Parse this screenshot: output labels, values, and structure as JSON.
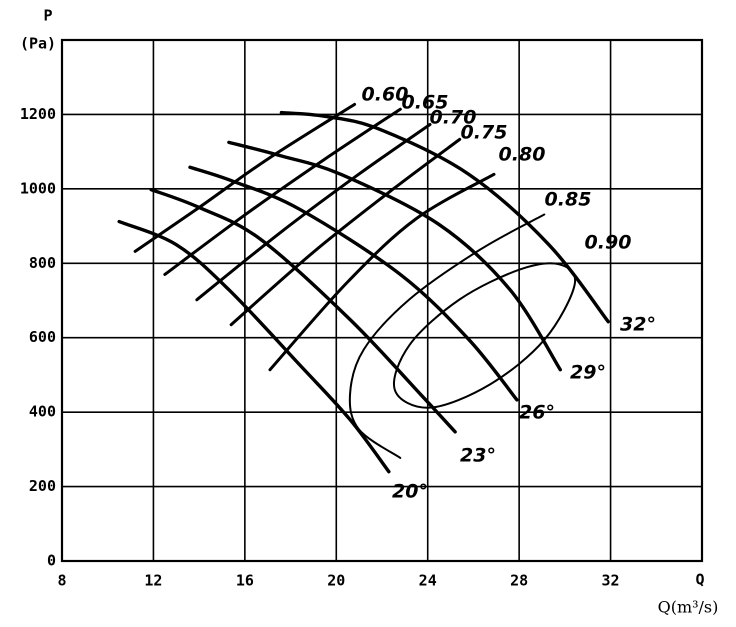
{
  "chart_data": {
    "type": "line",
    "y_label": "P",
    "y_unit": "(Pa)",
    "x_label": "Q",
    "x_unit": "Q(m³/s)",
    "xlim": [
      8,
      36
    ],
    "ylim": [
      0,
      1400
    ],
    "xticks": [
      8,
      12,
      16,
      20,
      24,
      28,
      32
    ],
    "yticks": [
      0,
      200,
      400,
      600,
      800,
      1000,
      1200
    ],
    "grid": true,
    "color": "#000000",
    "series": [
      {
        "name": "20°",
        "x": [
          10.5,
          13,
          15.3,
          18.4,
          20.6,
          22.3
        ],
        "values": [
          912,
          850,
          729,
          527,
          380,
          240
        ]
      },
      {
        "name": "23°",
        "x": [
          11.9,
          14,
          16.7,
          20.6,
          23.7,
          25.2
        ],
        "values": [
          998,
          950,
          864,
          649,
          447,
          347
        ]
      },
      {
        "name": "26°",
        "x": [
          13.6,
          15.5,
          18.4,
          22.8,
          25.8,
          27.9
        ],
        "values": [
          1058,
          1020,
          945,
          770,
          595,
          433
        ]
      },
      {
        "name": "29°",
        "x": [
          15.3,
          17.5,
          20.2,
          24.5,
          27.6,
          29.8
        ],
        "values": [
          1125,
          1090,
          1039,
          904,
          729,
          514
        ]
      },
      {
        "name": "32°",
        "x": [
          17.6,
          19.5,
          21.9,
          25.8,
          29.3,
          31.9
        ],
        "values": [
          1205,
          1195,
          1160,
          1039,
          850,
          643
        ]
      },
      {
        "name": "0.60",
        "x": [
          11.2,
          14,
          17,
          20.8
        ],
        "values": [
          832,
          950,
          1080,
          1227
        ]
      },
      {
        "name": "0.65",
        "x": [
          12.5,
          16,
          19.5,
          22.8
        ],
        "values": [
          770,
          930,
          1080,
          1214
        ]
      },
      {
        "name": "0.70",
        "x": [
          13.9,
          17.5,
          21,
          24.1
        ],
        "values": [
          702,
          880,
          1040,
          1173
        ]
      },
      {
        "name": "0.75",
        "x": [
          15.4,
          19,
          22.5,
          25.4
        ],
        "values": [
          635,
          830,
          1000,
          1133
        ]
      },
      {
        "name": "0.80",
        "x": [
          17.1,
          20.5,
          23.5,
          26.9
        ],
        "values": [
          514,
          750,
          920,
          1039
        ]
      },
      {
        "name": "0.85",
        "x": [
          22.8,
          21.0,
          20.6,
          21.2,
          23.2,
          26.3,
          29.1
        ],
        "values": [
          277,
          353,
          447,
          568,
          703,
          837,
          931
        ]
      },
      {
        "name": "0.90",
        "closed": true,
        "x": [
          22.56,
          24.09,
          26.71,
          29.11,
          30.43,
          29.77,
          28.02,
          25.4,
          23.21
        ],
        "values": [
          460,
          412,
          474,
          595,
          743,
          797,
          783,
          703,
          581
        ]
      }
    ]
  }
}
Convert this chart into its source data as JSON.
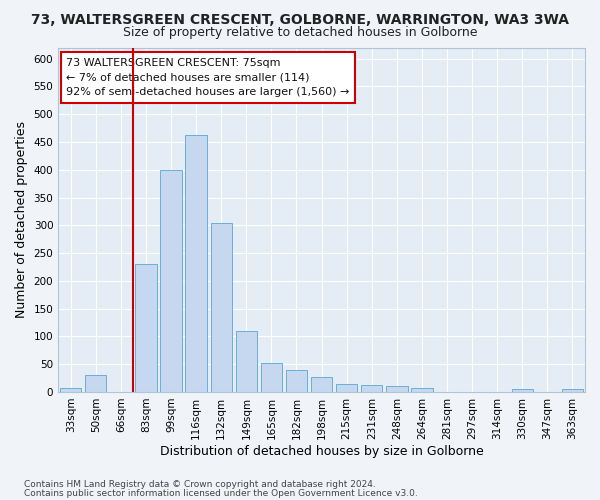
{
  "title": "73, WALTERSGREEN CRESCENT, GOLBORNE, WARRINGTON, WA3 3WA",
  "subtitle": "Size of property relative to detached houses in Golborne",
  "xlabel": "Distribution of detached houses by size in Golborne",
  "ylabel": "Number of detached properties",
  "footnote1": "Contains HM Land Registry data © Crown copyright and database right 2024.",
  "footnote2": "Contains public sector information licensed under the Open Government Licence v3.0.",
  "bar_labels": [
    "33sqm",
    "50sqm",
    "66sqm",
    "83sqm",
    "99sqm",
    "116sqm",
    "132sqm",
    "149sqm",
    "165sqm",
    "182sqm",
    "198sqm",
    "215sqm",
    "231sqm",
    "248sqm",
    "264sqm",
    "281sqm",
    "297sqm",
    "314sqm",
    "330sqm",
    "347sqm",
    "363sqm"
  ],
  "bar_values": [
    7,
    30,
    0,
    230,
    400,
    463,
    305,
    110,
    53,
    39,
    27,
    15,
    13,
    10,
    7,
    0,
    0,
    0,
    5,
    0,
    5
  ],
  "bar_color": "#c5d8ef",
  "bar_edge_color": "#6baed6",
  "ylim": [
    0,
    620
  ],
  "yticks": [
    0,
    50,
    100,
    150,
    200,
    250,
    300,
    350,
    400,
    450,
    500,
    550,
    600
  ],
  "vline_color": "#cc0000",
  "annotation_text_line1": "73 WALTERSGREEN CRESCENT: 75sqm",
  "annotation_text_line2": "← 7% of detached houses are smaller (114)",
  "annotation_text_line3": "92% of semi-detached houses are larger (1,560) →",
  "annotation_box_color": "#cc0000",
  "figure_bg_color": "#f0f4f8",
  "plot_bg_color": "#e4edf5",
  "grid_color": "#ffffff",
  "title_fontsize": 10,
  "subtitle_fontsize": 9,
  "axis_label_fontsize": 9,
  "tick_fontsize": 7.5,
  "annotation_fontsize": 8,
  "footnote_fontsize": 6.5
}
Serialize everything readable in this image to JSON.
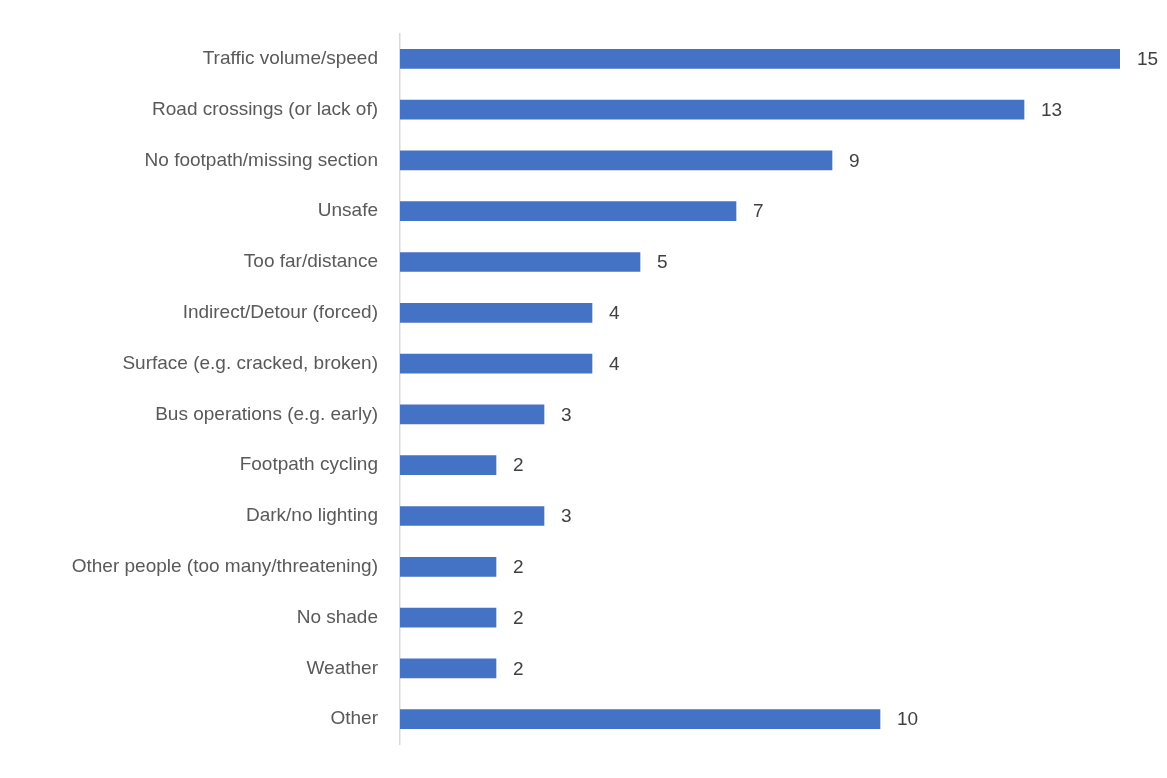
{
  "chart_data": {
    "type": "bar",
    "orientation": "horizontal",
    "categories": [
      "Traffic volume/speed",
      "Road crossings (or lack of)",
      "No footpath/missing section",
      "Unsafe",
      "Too far/distance",
      "Indirect/Detour (forced)",
      "Surface (e.g. cracked, broken)",
      "Bus operations (e.g. early)",
      "Footpath cycling",
      "Dark/no lighting",
      "Other people (too many/threatening)",
      "No shade",
      "Weather",
      "Other"
    ],
    "values": [
      15,
      13,
      9,
      7,
      5,
      4,
      4,
      3,
      2,
      3,
      2,
      2,
      2,
      10
    ],
    "color": "#4472c4",
    "data_labels": true
  }
}
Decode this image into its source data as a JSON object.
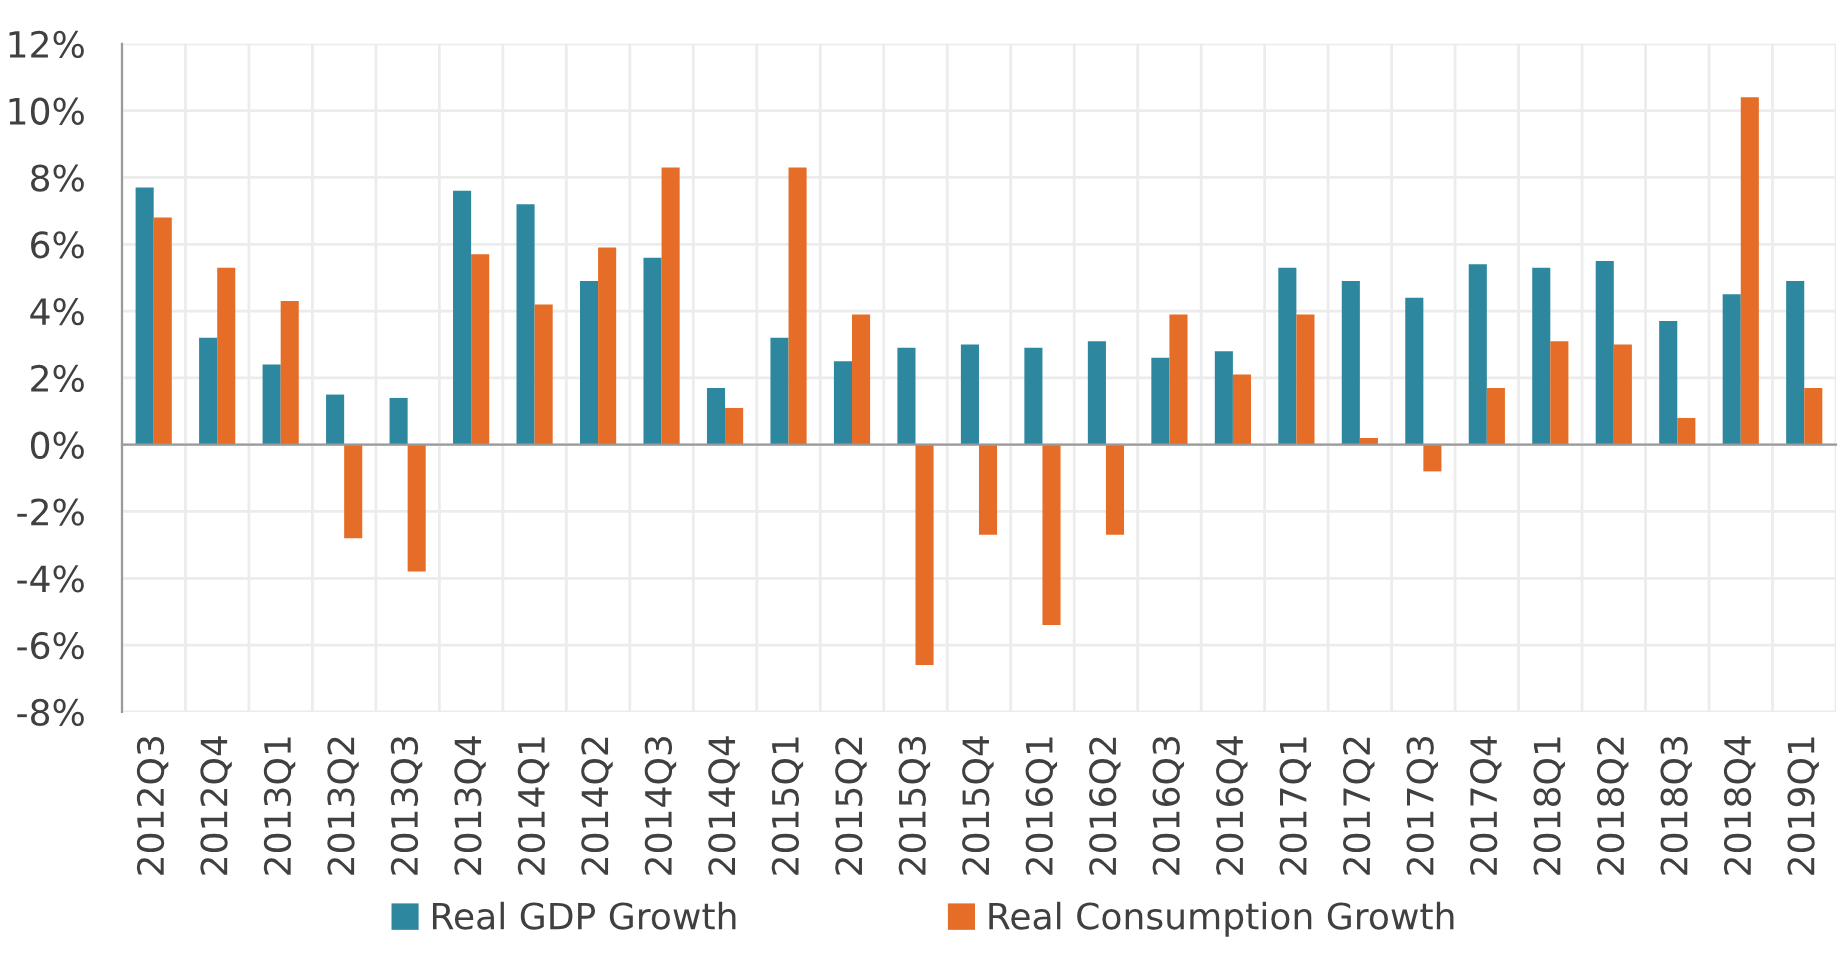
{
  "chart_data": {
    "type": "bar",
    "categories": [
      "2012Q3",
      "2012Q4",
      "2013Q1",
      "2013Q2",
      "2013Q3",
      "2013Q4",
      "2014Q1",
      "2014Q2",
      "2014Q3",
      "2014Q4",
      "2015Q1",
      "2015Q2",
      "2015Q3",
      "2015Q4",
      "2016Q1",
      "2016Q2",
      "2016Q3",
      "2016Q4",
      "2017Q1",
      "2017Q2",
      "2017Q3",
      "2017Q4",
      "2018Q1",
      "2018Q2",
      "2018Q3",
      "2018Q4",
      "2019Q1"
    ],
    "series": [
      {
        "name": "Real GDP Growth",
        "color": "#2d879e",
        "values": [
          7.7,
          3.2,
          2.4,
          1.5,
          1.4,
          7.6,
          7.2,
          4.9,
          5.6,
          1.7,
          3.2,
          2.5,
          2.9,
          3.0,
          2.9,
          3.1,
          2.6,
          2.8,
          5.3,
          4.9,
          4.4,
          5.4,
          5.3,
          5.5,
          3.7,
          4.5,
          4.9
        ]
      },
      {
        "name": "Real Consumption Growth",
        "color": "#e66d27",
        "values": [
          6.8,
          5.3,
          4.3,
          -2.8,
          -3.8,
          5.7,
          4.2,
          5.9,
          8.3,
          1.1,
          8.3,
          3.9,
          -6.6,
          -2.7,
          -5.4,
          -2.7,
          3.9,
          2.1,
          3.9,
          0.2,
          -0.8,
          1.7,
          3.1,
          3.0,
          0.8,
          10.4,
          1.7
        ]
      }
    ],
    "ylim": [
      -8,
      12
    ],
    "yticks": [
      {
        "value": -8,
        "label": "-8%"
      },
      {
        "value": -6,
        "label": "-6%"
      },
      {
        "value": -4,
        "label": "-4%"
      },
      {
        "value": -2,
        "label": "-2%"
      },
      {
        "value": 0,
        "label": "0%"
      },
      {
        "value": 2,
        "label": "2%"
      },
      {
        "value": 4,
        "label": "4%"
      },
      {
        "value": 6,
        "label": "6%"
      },
      {
        "value": 8,
        "label": "8%"
      },
      {
        "value": 10,
        "label": "10%"
      },
      {
        "value": 12,
        "label": "12%"
      }
    ],
    "grid": true,
    "legend": "bottom"
  }
}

Task description = In the listing, find each line with the string "Other" and copy it.

Output below =
      "Other people (too many/threatening)",
      "Other"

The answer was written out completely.